- Written instruction -
Every line of the material that follows must be printed again exactly.

* Start *

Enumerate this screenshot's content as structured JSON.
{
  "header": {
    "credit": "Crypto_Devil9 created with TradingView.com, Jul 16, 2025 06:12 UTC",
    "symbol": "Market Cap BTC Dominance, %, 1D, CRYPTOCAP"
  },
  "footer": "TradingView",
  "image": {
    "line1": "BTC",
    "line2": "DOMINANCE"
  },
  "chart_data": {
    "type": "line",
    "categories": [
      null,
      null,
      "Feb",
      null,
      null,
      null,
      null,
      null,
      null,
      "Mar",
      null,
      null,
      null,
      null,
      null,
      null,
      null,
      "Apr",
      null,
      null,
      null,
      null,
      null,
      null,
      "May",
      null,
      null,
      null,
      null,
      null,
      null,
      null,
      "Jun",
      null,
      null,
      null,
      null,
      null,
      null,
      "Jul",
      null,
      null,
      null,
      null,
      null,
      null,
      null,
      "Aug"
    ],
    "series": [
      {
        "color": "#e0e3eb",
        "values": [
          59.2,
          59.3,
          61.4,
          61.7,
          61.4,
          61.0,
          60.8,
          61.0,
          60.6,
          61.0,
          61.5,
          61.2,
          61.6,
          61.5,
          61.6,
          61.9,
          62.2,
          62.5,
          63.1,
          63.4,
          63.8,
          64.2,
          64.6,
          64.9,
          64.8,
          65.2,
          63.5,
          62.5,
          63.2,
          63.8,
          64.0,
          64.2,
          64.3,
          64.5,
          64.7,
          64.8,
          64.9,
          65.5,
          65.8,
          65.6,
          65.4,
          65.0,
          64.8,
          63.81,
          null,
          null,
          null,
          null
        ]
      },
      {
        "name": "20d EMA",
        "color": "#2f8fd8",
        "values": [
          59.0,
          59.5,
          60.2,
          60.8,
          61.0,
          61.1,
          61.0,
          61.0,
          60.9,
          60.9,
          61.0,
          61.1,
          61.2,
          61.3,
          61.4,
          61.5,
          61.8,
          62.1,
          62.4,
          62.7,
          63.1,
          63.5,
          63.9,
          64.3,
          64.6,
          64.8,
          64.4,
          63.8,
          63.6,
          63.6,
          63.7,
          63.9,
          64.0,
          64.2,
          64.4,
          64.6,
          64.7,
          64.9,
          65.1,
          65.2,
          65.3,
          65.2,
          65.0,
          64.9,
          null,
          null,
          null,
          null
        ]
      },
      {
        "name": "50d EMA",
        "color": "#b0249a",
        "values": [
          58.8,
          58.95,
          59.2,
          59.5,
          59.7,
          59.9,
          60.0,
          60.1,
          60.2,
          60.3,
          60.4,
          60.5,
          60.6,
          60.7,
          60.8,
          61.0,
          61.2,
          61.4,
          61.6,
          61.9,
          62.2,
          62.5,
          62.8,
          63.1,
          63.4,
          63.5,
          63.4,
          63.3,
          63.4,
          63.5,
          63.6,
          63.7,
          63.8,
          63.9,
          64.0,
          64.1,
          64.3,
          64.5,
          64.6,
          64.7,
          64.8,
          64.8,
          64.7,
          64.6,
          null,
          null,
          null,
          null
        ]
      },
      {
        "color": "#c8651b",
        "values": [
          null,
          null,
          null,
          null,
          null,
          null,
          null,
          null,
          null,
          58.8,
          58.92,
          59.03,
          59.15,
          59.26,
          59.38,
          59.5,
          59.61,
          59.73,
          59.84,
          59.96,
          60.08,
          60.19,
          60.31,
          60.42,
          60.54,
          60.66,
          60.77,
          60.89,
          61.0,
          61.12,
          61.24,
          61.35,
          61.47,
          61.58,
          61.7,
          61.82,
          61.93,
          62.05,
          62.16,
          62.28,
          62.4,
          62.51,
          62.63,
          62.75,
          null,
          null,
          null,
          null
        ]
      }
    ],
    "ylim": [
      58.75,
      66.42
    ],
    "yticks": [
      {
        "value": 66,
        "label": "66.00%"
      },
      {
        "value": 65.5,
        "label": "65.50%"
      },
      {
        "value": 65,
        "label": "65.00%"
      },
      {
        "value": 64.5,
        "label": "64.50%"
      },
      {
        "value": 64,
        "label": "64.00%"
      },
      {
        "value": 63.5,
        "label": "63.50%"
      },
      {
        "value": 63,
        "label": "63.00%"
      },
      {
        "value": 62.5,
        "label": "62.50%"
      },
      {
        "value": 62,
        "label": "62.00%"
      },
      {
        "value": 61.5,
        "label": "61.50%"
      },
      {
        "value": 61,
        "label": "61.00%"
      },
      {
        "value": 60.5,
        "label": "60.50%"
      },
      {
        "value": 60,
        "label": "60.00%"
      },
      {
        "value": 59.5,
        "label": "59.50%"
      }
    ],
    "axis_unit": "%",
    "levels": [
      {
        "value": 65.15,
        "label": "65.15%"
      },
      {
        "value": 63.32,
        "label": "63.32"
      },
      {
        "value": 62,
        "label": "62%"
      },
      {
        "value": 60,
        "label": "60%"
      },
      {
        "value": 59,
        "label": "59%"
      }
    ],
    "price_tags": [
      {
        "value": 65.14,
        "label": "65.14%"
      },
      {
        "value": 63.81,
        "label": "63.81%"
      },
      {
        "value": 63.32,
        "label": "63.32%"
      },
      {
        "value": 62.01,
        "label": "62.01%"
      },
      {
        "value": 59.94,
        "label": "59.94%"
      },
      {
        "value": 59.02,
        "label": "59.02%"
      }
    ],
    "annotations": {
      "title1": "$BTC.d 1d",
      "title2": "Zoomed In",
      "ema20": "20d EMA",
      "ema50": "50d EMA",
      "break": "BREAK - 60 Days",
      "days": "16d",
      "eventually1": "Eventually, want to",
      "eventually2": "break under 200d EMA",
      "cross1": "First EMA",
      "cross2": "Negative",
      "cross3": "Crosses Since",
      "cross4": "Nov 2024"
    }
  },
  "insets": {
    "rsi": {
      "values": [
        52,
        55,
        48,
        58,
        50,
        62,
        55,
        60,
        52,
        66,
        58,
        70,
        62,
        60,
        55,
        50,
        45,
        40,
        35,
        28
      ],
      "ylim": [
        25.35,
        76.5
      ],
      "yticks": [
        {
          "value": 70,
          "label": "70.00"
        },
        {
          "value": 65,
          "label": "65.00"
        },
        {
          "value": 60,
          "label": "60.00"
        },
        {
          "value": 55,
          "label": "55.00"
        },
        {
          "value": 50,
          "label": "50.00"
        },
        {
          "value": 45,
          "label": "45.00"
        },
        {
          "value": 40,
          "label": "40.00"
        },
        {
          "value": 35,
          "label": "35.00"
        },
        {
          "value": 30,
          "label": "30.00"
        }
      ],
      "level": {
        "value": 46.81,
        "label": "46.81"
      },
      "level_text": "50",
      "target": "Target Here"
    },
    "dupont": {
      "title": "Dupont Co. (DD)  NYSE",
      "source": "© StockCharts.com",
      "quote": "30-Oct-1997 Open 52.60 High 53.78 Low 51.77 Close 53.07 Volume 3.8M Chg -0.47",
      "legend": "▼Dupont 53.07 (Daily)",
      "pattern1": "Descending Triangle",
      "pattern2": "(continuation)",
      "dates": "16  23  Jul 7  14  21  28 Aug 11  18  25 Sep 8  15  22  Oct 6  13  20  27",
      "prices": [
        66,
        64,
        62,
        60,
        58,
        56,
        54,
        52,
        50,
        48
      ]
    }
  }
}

* End *

- The answer -
Enumerate this screenshot's content as structured JSON.
{
  "header": {
    "credit": "Crypto_Devil9 created with TradingView.com, Jul 16, 2025 06:12 UTC",
    "symbol": "Market Cap BTC Dominance, %, 1D, CRYPTOCAP"
  },
  "footer": "TradingView",
  "image": {
    "line1": "BTC",
    "line2": "DOMINANCE"
  },
  "chart_data": {
    "type": "line",
    "categories": [
      null,
      null,
      "Feb",
      null,
      null,
      null,
      null,
      null,
      null,
      "Mar",
      null,
      null,
      null,
      null,
      null,
      null,
      null,
      "Apr",
      null,
      null,
      null,
      null,
      null,
      null,
      "May",
      null,
      null,
      null,
      null,
      null,
      null,
      null,
      "Jun",
      null,
      null,
      null,
      null,
      null,
      null,
      "Jul",
      null,
      null,
      null,
      null,
      null,
      null,
      null,
      "Aug"
    ],
    "series": [
      {
        "color": "#e0e3eb",
        "values": [
          59.2,
          59.3,
          61.4,
          61.7,
          61.4,
          61.0,
          60.8,
          61.0,
          60.6,
          61.0,
          61.5,
          61.2,
          61.6,
          61.5,
          61.6,
          61.9,
          62.2,
          62.5,
          63.1,
          63.4,
          63.8,
          64.2,
          64.6,
          64.9,
          64.8,
          65.2,
          63.5,
          62.5,
          63.2,
          63.8,
          64.0,
          64.2,
          64.3,
          64.5,
          64.7,
          64.8,
          64.9,
          65.5,
          65.8,
          65.6,
          65.4,
          65.0,
          64.8,
          63.81,
          null,
          null,
          null,
          null
        ]
      },
      {
        "name": "20d EMA",
        "color": "#2f8fd8",
        "values": [
          59.0,
          59.5,
          60.2,
          60.8,
          61.0,
          61.1,
          61.0,
          61.0,
          60.9,
          60.9,
          61.0,
          61.1,
          61.2,
          61.3,
          61.4,
          61.5,
          61.8,
          62.1,
          62.4,
          62.7,
          63.1,
          63.5,
          63.9,
          64.3,
          64.6,
          64.8,
          64.4,
          63.8,
          63.6,
          63.6,
          63.7,
          63.9,
          64.0,
          64.2,
          64.4,
          64.6,
          64.7,
          64.9,
          65.1,
          65.2,
          65.3,
          65.2,
          65.0,
          64.9,
          null,
          null,
          null,
          null
        ]
      },
      {
        "name": "50d EMA",
        "color": "#b0249a",
        "values": [
          58.8,
          58.95,
          59.2,
          59.5,
          59.7,
          59.9,
          60.0,
          60.1,
          60.2,
          60.3,
          60.4,
          60.5,
          60.6,
          60.7,
          60.8,
          61.0,
          61.2,
          61.4,
          61.6,
          61.9,
          62.2,
          62.5,
          62.8,
          63.1,
          63.4,
          63.5,
          63.4,
          63.3,
          63.4,
          63.5,
          63.6,
          63.7,
          63.8,
          63.9,
          64.0,
          64.1,
          64.3,
          64.5,
          64.6,
          64.7,
          64.8,
          64.8,
          64.7,
          64.6,
          null,
          null,
          null,
          null
        ]
      },
      {
        "color": "#c8651b",
        "values": [
          null,
          null,
          null,
          null,
          null,
          null,
          null,
          null,
          null,
          58.8,
          58.92,
          59.03,
          59.15,
          59.26,
          59.38,
          59.5,
          59.61,
          59.73,
          59.84,
          59.96,
          60.08,
          60.19,
          60.31,
          60.42,
          60.54,
          60.66,
          60.77,
          60.89,
          61.0,
          61.12,
          61.24,
          61.35,
          61.47,
          61.58,
          61.7,
          61.82,
          61.93,
          62.05,
          62.16,
          62.28,
          62.4,
          62.51,
          62.63,
          62.75,
          null,
          null,
          null,
          null
        ]
      }
    ],
    "ylim": [
      58.75,
      66.42
    ],
    "yticks": [
      {
        "value": 66,
        "label": "66.00%"
      },
      {
        "value": 65.5,
        "label": "65.50%"
      },
      {
        "value": 65,
        "label": "65.00%"
      },
      {
        "value": 64.5,
        "label": "64.50%"
      },
      {
        "value": 64,
        "label": "64.00%"
      },
      {
        "value": 63.5,
        "label": "63.50%"
      },
      {
        "value": 63,
        "label": "63.00%"
      },
      {
        "value": 62.5,
        "label": "62.50%"
      },
      {
        "value": 62,
        "label": "62.00%"
      },
      {
        "value": 61.5,
        "label": "61.50%"
      },
      {
        "value": 61,
        "label": "61.00%"
      },
      {
        "value": 60.5,
        "label": "60.50%"
      },
      {
        "value": 60,
        "label": "60.00%"
      },
      {
        "value": 59.5,
        "label": "59.50%"
      }
    ],
    "axis_unit": "%",
    "levels": [
      {
        "value": 65.15,
        "label": "65.15%"
      },
      {
        "value": 63.32,
        "label": "63.32"
      },
      {
        "value": 62,
        "label": "62%"
      },
      {
        "value": 60,
        "label": "60%"
      },
      {
        "value": 59,
        "label": "59%"
      }
    ],
    "price_tags": [
      {
        "value": 65.14,
        "label": "65.14%"
      },
      {
        "value": 63.81,
        "label": "63.81%"
      },
      {
        "value": 63.32,
        "label": "63.32%"
      },
      {
        "value": 62.01,
        "label": "62.01%"
      },
      {
        "value": 59.94,
        "label": "59.94%"
      },
      {
        "value": 59.02,
        "label": "59.02%"
      }
    ],
    "annotations": {
      "title1": "$BTC.d 1d",
      "title2": "Zoomed In",
      "ema20": "20d EMA",
      "ema50": "50d EMA",
      "break": "BREAK - 60 Days",
      "days": "16d",
      "eventually1": "Eventually, want to",
      "eventually2": "break under 200d EMA",
      "cross1": "First EMA",
      "cross2": "Negative",
      "cross3": "Crosses Since",
      "cross4": "Nov 2024"
    }
  },
  "insets": {
    "rsi": {
      "values": [
        52,
        55,
        48,
        58,
        50,
        62,
        55,
        60,
        52,
        66,
        58,
        70,
        62,
        60,
        55,
        50,
        45,
        40,
        35,
        28
      ],
      "ylim": [
        25.35,
        76.5
      ],
      "yticks": [
        {
          "value": 70,
          "label": "70.00"
        },
        {
          "value": 65,
          "label": "65.00"
        },
        {
          "value": 60,
          "label": "60.00"
        },
        {
          "value": 55,
          "label": "55.00"
        },
        {
          "value": 50,
          "label": "50.00"
        },
        {
          "value": 45,
          "label": "45.00"
        },
        {
          "value": 40,
          "label": "40.00"
        },
        {
          "value": 35,
          "label": "35.00"
        },
        {
          "value": 30,
          "label": "30.00"
        }
      ],
      "level": {
        "value": 46.81,
        "label": "46.81"
      },
      "level_text": "50",
      "target": "Target Here"
    },
    "dupont": {
      "title": "Dupont Co. (DD)  NYSE",
      "source": "© StockCharts.com",
      "quote": "30-Oct-1997 Open 52.60 High 53.78 Low 51.77 Close 53.07 Volume 3.8M Chg -0.47",
      "legend": "▼Dupont 53.07 (Daily)",
      "pattern1": "Descending Triangle",
      "pattern2": "(continuation)",
      "dates": "16  23  Jul 7  14  21  28 Aug 11  18  25 Sep 8  15  22  Oct 6  13  20  27",
      "prices": [
        66,
        64,
        62,
        60,
        58,
        56,
        54,
        52,
        50,
        48
      ]
    }
  }
}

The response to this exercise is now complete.